● **Selected text**
However, the oil companies might sometimes be identified by cross-referencing them under their business listing (Annuaire Montrealais d'Affaires Classifies) under "Gasoline & Oil Service Stations", which may or not produce results.
For example, I do not recall the name of the service station that used to exist at 5470 Monkland on the southeast corner of Girouard--proprietor Marcel Comeau. It may have been a Sunoco, but surely someone reading this will know immediately.
It is quite possible, of course, that the deserted station at 7460 Sherbrooke stood for decades until the day it was eventually demolished. Further research is needed. Shell HQ ought to shed some light on this.
Decontamination of the former Shell station property following the removal of the sub-surface fuel tanks would have been a certainty.
The supermarket at 7470 had, of course, changed hands over the decades until it too was very recently replaced by tbe condo-apartments. Years ago, across the street at 7475 Sherbrooke were the offices of International Correspondence Schools, Canada Ltd.
As for any potential future plans for the 7460 sight, it would be very unwise for the City of Montreal to lease that land to any potential developers unless it would guarantee the incorporation of a future Metro station--such as what has occurred at other Metros like the one at the northeast corner of de Castelnau and St. Lawrence, for example. The city would certainly have a long-term plan to build a Montreal West Metro at some future point as they did at Vendome.
As for any Metro plans presumably later "abandoned", all is not lost, for a Metro station could easily be built at the northeast corner of Cavendish and Monkland, being as it is park property. Likewise in Ville St. Pierre (since merged with Lachine), and the final one at the edge of LaSalle Park in Lachine itself.

● **Extracted records**
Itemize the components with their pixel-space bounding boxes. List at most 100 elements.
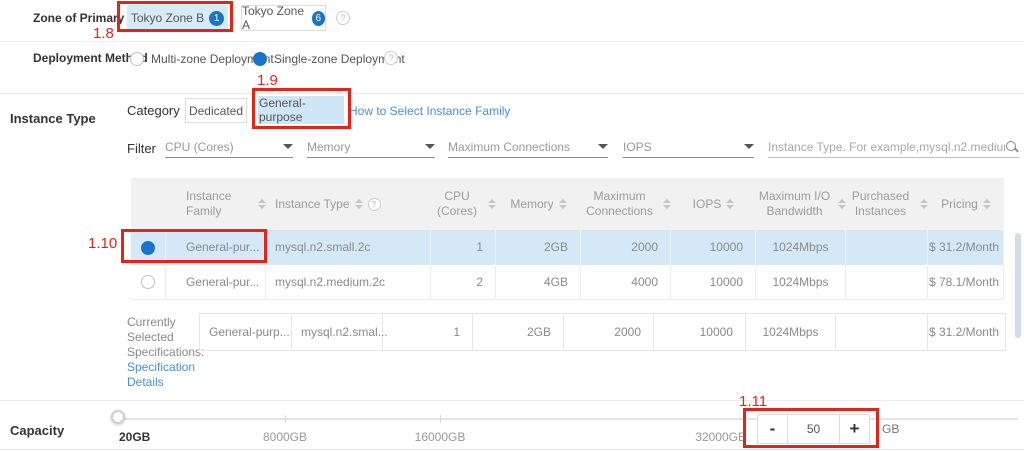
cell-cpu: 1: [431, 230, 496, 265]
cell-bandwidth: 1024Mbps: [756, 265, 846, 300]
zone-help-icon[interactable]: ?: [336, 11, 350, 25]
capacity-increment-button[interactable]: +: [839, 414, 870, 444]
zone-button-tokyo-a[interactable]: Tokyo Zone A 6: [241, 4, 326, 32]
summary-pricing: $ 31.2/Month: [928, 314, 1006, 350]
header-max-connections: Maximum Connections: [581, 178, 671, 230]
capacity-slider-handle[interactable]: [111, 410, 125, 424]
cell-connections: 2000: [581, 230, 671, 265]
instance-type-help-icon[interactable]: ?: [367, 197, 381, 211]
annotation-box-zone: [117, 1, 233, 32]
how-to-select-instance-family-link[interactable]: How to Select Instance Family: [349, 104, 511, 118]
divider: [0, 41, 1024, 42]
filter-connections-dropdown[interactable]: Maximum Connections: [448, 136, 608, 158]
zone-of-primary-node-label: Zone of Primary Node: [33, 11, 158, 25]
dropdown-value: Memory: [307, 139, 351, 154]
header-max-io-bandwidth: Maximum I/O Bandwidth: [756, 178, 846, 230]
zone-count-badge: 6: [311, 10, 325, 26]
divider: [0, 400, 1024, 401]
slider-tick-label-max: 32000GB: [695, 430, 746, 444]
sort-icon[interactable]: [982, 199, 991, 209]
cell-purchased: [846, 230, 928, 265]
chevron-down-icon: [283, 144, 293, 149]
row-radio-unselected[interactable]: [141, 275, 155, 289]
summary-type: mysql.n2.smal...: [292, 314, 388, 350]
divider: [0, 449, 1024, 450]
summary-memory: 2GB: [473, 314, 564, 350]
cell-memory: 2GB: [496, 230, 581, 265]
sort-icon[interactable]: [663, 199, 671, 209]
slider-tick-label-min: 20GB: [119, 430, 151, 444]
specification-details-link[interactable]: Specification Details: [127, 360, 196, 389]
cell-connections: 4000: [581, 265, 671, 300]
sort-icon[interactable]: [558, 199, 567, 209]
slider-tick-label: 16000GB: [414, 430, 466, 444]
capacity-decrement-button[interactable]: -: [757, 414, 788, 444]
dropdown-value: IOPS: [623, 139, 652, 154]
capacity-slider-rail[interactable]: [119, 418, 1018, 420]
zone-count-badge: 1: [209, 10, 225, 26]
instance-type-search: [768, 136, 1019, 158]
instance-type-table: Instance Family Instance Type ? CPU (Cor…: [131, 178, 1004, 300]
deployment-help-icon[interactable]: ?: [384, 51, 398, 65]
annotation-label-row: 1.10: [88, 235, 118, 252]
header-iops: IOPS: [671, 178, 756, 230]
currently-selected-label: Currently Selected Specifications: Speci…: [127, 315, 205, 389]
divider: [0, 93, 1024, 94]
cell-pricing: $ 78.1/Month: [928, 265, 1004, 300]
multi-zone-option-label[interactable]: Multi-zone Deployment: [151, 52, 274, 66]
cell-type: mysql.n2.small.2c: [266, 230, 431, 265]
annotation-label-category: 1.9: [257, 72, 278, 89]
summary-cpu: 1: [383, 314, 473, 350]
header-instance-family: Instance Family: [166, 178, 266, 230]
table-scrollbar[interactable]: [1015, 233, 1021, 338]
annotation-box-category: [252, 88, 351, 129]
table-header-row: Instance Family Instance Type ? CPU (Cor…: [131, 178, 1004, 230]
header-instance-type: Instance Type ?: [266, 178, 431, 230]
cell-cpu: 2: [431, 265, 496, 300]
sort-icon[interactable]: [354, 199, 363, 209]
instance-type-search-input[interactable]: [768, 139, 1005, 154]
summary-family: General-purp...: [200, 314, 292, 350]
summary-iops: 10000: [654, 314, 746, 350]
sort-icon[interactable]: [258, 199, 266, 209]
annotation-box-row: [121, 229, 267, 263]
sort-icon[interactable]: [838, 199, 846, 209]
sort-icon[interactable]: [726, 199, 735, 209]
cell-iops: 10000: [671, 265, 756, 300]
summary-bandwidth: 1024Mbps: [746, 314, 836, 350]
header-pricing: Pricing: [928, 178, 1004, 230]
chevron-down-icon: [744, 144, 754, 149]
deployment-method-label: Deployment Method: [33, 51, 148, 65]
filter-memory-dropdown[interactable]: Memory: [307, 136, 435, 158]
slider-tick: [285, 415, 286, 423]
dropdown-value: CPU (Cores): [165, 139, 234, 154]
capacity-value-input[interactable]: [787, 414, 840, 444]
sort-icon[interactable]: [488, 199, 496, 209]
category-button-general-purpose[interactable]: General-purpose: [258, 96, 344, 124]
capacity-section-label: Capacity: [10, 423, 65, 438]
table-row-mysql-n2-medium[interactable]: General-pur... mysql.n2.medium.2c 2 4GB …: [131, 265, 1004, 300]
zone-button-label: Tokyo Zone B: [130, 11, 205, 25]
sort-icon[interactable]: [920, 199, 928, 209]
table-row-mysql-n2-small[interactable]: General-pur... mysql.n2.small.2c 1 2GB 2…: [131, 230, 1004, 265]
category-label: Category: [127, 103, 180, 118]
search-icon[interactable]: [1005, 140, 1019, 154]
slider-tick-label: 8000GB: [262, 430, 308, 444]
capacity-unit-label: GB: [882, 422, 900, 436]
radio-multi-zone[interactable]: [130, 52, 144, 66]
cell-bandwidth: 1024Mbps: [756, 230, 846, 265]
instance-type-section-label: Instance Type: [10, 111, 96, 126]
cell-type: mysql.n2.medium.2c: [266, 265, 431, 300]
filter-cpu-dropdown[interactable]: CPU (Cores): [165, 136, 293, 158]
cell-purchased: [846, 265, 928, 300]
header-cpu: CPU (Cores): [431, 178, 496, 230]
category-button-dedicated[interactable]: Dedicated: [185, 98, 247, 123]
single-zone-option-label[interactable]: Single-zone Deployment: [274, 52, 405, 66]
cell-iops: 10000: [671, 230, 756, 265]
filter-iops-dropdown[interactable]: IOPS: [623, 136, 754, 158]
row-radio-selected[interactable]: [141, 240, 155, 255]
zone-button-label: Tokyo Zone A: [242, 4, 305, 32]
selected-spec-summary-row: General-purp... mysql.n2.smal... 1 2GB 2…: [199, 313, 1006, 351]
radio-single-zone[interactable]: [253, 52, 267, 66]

● **Exercise description**
Can you condense the paragraph in the Montreal service stations text that begins "As for any Metro plans" into a short list of its main facts? Rely only on the Montreal service stations text, not the listing.

● **Answer to the problem**
- Metro plans presumably "abandoned" are not entirely lost.
- A station could easily be built at the northeast corner of Cavendish and Monkland, since that is park property.
- Another could go in Ville St. Pierre, which has since merged with Lachine.
- The final one could be at the edge of LaSalle Park in Lachine.